The input>
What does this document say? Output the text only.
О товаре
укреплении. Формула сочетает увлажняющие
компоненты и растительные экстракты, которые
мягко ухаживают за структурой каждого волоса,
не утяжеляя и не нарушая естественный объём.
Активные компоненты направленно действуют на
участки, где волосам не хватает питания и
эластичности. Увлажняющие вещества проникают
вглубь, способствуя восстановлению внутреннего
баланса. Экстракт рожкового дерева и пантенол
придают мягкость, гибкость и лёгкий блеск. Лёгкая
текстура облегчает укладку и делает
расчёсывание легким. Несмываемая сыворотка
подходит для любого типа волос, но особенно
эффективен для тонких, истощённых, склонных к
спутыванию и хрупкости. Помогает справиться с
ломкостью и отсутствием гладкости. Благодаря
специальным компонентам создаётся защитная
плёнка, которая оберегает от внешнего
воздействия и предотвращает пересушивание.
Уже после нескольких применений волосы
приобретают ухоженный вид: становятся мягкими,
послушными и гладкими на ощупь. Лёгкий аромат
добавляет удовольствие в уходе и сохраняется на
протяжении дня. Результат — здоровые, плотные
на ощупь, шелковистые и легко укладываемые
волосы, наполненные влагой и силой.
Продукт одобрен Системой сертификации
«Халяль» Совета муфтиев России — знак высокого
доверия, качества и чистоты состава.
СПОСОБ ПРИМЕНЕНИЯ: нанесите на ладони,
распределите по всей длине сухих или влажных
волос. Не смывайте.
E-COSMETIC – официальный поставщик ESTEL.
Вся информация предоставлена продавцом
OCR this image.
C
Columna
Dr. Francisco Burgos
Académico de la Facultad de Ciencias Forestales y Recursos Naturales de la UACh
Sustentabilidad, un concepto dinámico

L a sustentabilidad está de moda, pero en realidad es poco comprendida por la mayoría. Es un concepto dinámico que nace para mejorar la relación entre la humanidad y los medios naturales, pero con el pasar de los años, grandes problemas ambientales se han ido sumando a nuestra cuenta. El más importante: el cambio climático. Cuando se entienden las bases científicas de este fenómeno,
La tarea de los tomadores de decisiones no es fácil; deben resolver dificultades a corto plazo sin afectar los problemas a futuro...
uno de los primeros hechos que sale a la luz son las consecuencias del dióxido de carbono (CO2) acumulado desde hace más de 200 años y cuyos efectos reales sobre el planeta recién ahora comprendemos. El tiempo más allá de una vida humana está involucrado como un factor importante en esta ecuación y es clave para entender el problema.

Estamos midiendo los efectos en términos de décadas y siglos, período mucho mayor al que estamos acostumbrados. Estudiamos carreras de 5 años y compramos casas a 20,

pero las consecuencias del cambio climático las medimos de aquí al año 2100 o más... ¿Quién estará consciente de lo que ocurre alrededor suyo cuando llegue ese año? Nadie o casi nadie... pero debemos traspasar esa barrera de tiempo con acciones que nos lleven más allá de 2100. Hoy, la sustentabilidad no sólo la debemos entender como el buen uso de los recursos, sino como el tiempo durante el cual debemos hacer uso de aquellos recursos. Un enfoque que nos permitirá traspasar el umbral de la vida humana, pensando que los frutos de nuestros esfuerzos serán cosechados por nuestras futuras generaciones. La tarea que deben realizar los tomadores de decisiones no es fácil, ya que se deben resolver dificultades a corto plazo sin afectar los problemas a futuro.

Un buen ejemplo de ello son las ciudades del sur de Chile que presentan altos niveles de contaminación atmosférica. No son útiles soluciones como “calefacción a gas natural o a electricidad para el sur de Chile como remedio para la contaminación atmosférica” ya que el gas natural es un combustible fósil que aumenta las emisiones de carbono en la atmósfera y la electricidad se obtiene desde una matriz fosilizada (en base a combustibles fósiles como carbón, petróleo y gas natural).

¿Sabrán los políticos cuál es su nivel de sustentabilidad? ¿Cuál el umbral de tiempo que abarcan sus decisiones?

Problem description>
Go through the material above and count the lines that contain "волосы"; give that number alone.

Exercise response>
2